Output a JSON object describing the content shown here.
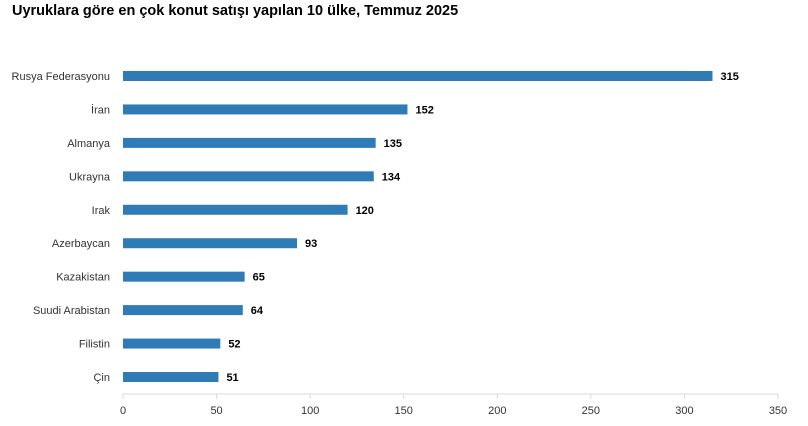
{
  "chart_data": {
    "type": "bar",
    "orientation": "horizontal",
    "title": "Uyruklara göre en çok konut satışı yapılan 10 ülke, Temmuz 2025",
    "categories": [
      "Rusya Federasyonu",
      "İran",
      "Almanya",
      "Ukrayna",
      "Irak",
      "Azerbaycan",
      "Kazakistan",
      "Suudi Arabistan",
      "Filistin",
      "Çin"
    ],
    "values": [
      315,
      152,
      135,
      134,
      120,
      93,
      65,
      64,
      52,
      51
    ],
    "data_labels": [
      "315",
      "152",
      "135",
      "134",
      "120",
      "93",
      "65",
      "64",
      "52",
      "51"
    ],
    "xlim": [
      0,
      350
    ],
    "xticks": [
      "0",
      "50",
      "100",
      "150",
      "200",
      "250",
      "300",
      "350"
    ],
    "xlabel": "",
    "ylabel": "",
    "bar_color": "#2e7bb6",
    "grid": false,
    "legend": "none"
  }
}
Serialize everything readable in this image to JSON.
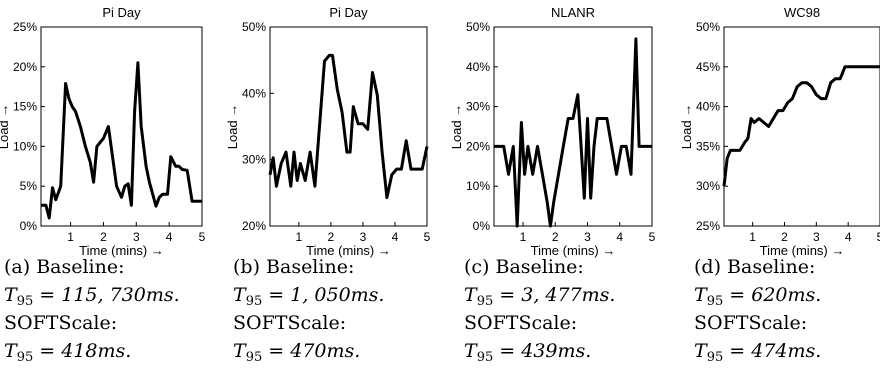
{
  "chart_data": [
    {
      "type": "line",
      "title": "Pi Day",
      "xlabel": "Time (mins) →",
      "ylabel": "Load →",
      "x_ticks": [
        "1",
        "2",
        "3",
        "4",
        "5"
      ],
      "y_ticks": [
        "0%",
        "5%",
        "10%",
        "15%",
        "20%",
        "25%"
      ],
      "xlim": [
        0.1,
        5.0
      ],
      "ylim": [
        0,
        25
      ],
      "series": [
        {
          "x": [
            0.1,
            0.25,
            0.35,
            0.45,
            0.55,
            0.7,
            0.85,
            0.95,
            1.05,
            1.15,
            1.3,
            1.45,
            1.6,
            1.7,
            1.8,
            1.9,
            2.0,
            2.15,
            2.3,
            2.4,
            2.55,
            2.65,
            2.75,
            2.85,
            2.95,
            3.05,
            3.15,
            3.3,
            3.4,
            3.5,
            3.6,
            3.7,
            3.8,
            3.95,
            4.05,
            4.2,
            4.3,
            4.4,
            4.55,
            4.7,
            4.85,
            5.0
          ],
          "values": [
            2.6,
            2.6,
            1.0,
            4.8,
            3.3,
            5.0,
            17.9,
            16.0,
            15.0,
            14.4,
            12.5,
            10.0,
            8.0,
            5.5,
            10.0,
            10.5,
            11.0,
            12.5,
            8.0,
            5.0,
            3.6,
            5.0,
            5.3,
            2.6,
            14.4,
            20.5,
            12.5,
            7.5,
            5.5,
            4.0,
            2.5,
            3.6,
            4.0,
            4.0,
            8.7,
            7.5,
            7.5,
            7.1,
            7.0,
            3.1,
            3.1,
            3.1
          ]
        }
      ]
    },
    {
      "type": "line",
      "title": "Pi Day",
      "xlabel": "Time (mins) →",
      "ylabel": "Load →",
      "x_ticks": [
        "1",
        "2",
        "3",
        "4",
        "5"
      ],
      "y_ticks": [
        "20%",
        "30%",
        "40%",
        "50%"
      ],
      "xlim": [
        0.1,
        5.0
      ],
      "ylim": [
        15,
        50
      ],
      "series": [
        {
          "x": [
            0.1,
            0.2,
            0.3,
            0.45,
            0.6,
            0.75,
            0.85,
            0.95,
            1.05,
            1.2,
            1.35,
            1.5,
            1.65,
            1.8,
            1.95,
            2.05,
            2.2,
            2.35,
            2.5,
            2.6,
            2.7,
            2.85,
            3.0,
            3.15,
            3.3,
            3.45,
            3.6,
            3.75,
            3.9,
            4.05,
            4.2,
            4.35,
            4.5,
            4.6,
            4.7,
            4.85,
            5.0
          ],
          "values": [
            24.0,
            27.0,
            22.0,
            26.0,
            28.0,
            22.0,
            28.0,
            23.0,
            26.0,
            23.0,
            28.0,
            22.0,
            33.0,
            44.0,
            45.0,
            45.0,
            39.0,
            35.0,
            28.0,
            28.0,
            36.0,
            33.0,
            33.0,
            32.0,
            42.0,
            38.0,
            28.0,
            20.0,
            24.0,
            25.0,
            25.0,
            30.0,
            25.0,
            25.0,
            25.0,
            25.0,
            29.0
          ]
        }
      ]
    },
    {
      "type": "line",
      "title": "NLANR",
      "xlabel": "Time (mins) →",
      "ylabel": "Load →",
      "x_ticks": [
        "1",
        "2",
        "3",
        "4",
        "5"
      ],
      "y_ticks": [
        "0%",
        "10%",
        "20%",
        "30%",
        "40%",
        "50%"
      ],
      "xlim": [
        0.1,
        5.0
      ],
      "ylim": [
        0,
        50
      ],
      "series": [
        {
          "x": [
            0.1,
            0.25,
            0.4,
            0.55,
            0.7,
            0.82,
            0.95,
            1.05,
            1.15,
            1.3,
            1.45,
            1.6,
            1.75,
            1.85,
            1.95,
            2.1,
            2.25,
            2.4,
            2.55,
            2.7,
            2.8,
            2.9,
            3.0,
            3.1,
            3.2,
            3.3,
            3.45,
            3.6,
            3.75,
            3.9,
            4.05,
            4.2,
            4.35,
            4.5,
            4.6,
            4.7,
            4.85,
            5.0
          ],
          "values": [
            20.0,
            20.0,
            20.0,
            13.0,
            20.0,
            0.0,
            26.0,
            13.0,
            20.0,
            13.0,
            20.0,
            13.0,
            6.0,
            0.0,
            6.0,
            13.0,
            20.0,
            27.0,
            27.0,
            33.0,
            20.0,
            7.0,
            27.0,
            7.0,
            20.0,
            27.0,
            27.0,
            27.0,
            20.0,
            13.0,
            20.0,
            20.0,
            13.0,
            47.0,
            20.0,
            20.0,
            20.0,
            20.0
          ]
        }
      ]
    },
    {
      "type": "line",
      "title": "WC98",
      "xlabel": "Time (mins) →",
      "ylabel": "Load →",
      "x_ticks": [
        "1",
        "2",
        "3",
        "4",
        "5"
      ],
      "y_ticks": [
        "25%",
        "30%",
        "35%",
        "40%",
        "45%",
        "50%"
      ],
      "xlim": [
        0.1,
        5.0
      ],
      "ylim": [
        25,
        50
      ],
      "series": [
        {
          "x": [
            0.1,
            0.2,
            0.3,
            0.45,
            0.6,
            0.75,
            0.85,
            0.95,
            1.05,
            1.2,
            1.35,
            1.5,
            1.65,
            1.8,
            1.95,
            2.1,
            2.25,
            2.4,
            2.55,
            2.7,
            2.85,
            3.0,
            3.15,
            3.3,
            3.45,
            3.6,
            3.75,
            3.9,
            4.05,
            4.2,
            4.35,
            4.5,
            4.65,
            4.8,
            4.9,
            5.0
          ],
          "values": [
            30.0,
            33.5,
            34.5,
            34.5,
            34.5,
            35.5,
            36.0,
            38.5,
            38.0,
            38.5,
            38.0,
            37.5,
            38.5,
            39.5,
            39.5,
            40.5,
            41.0,
            42.5,
            43.0,
            43.0,
            42.5,
            41.5,
            41.0,
            41.0,
            43.0,
            43.5,
            43.5,
            45.0,
            45.0,
            45.0,
            45.0,
            45.0,
            45.0,
            45.0,
            45.0,
            45.0
          ]
        }
      ]
    }
  ],
  "captions": [
    {
      "line1": "(a) Baseline:",
      "base_value": "= 115, 730ms.",
      "soft_label": "SOFTScale:",
      "soft_value": "= 418ms."
    },
    {
      "line1": "(b) Baseline:",
      "base_value": "= 1, 050ms.",
      "soft_label": "SOFTScale:",
      "soft_value": "= 470ms."
    },
    {
      "line1": "(c) Baseline:",
      "base_value": "= 3, 477ms.",
      "soft_label": "SOFTScale:",
      "soft_value": "= 439ms."
    },
    {
      "line1": "(d) Baseline:",
      "base_value": "= 620ms.",
      "soft_label": "SOFTScale:",
      "soft_value": "= 474ms."
    }
  ],
  "metric_symbol": "T",
  "metric_subscript": "95"
}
----
Given task -
Determine how many lines of the records above contain the word "JSON", and report only that number.

Result -
2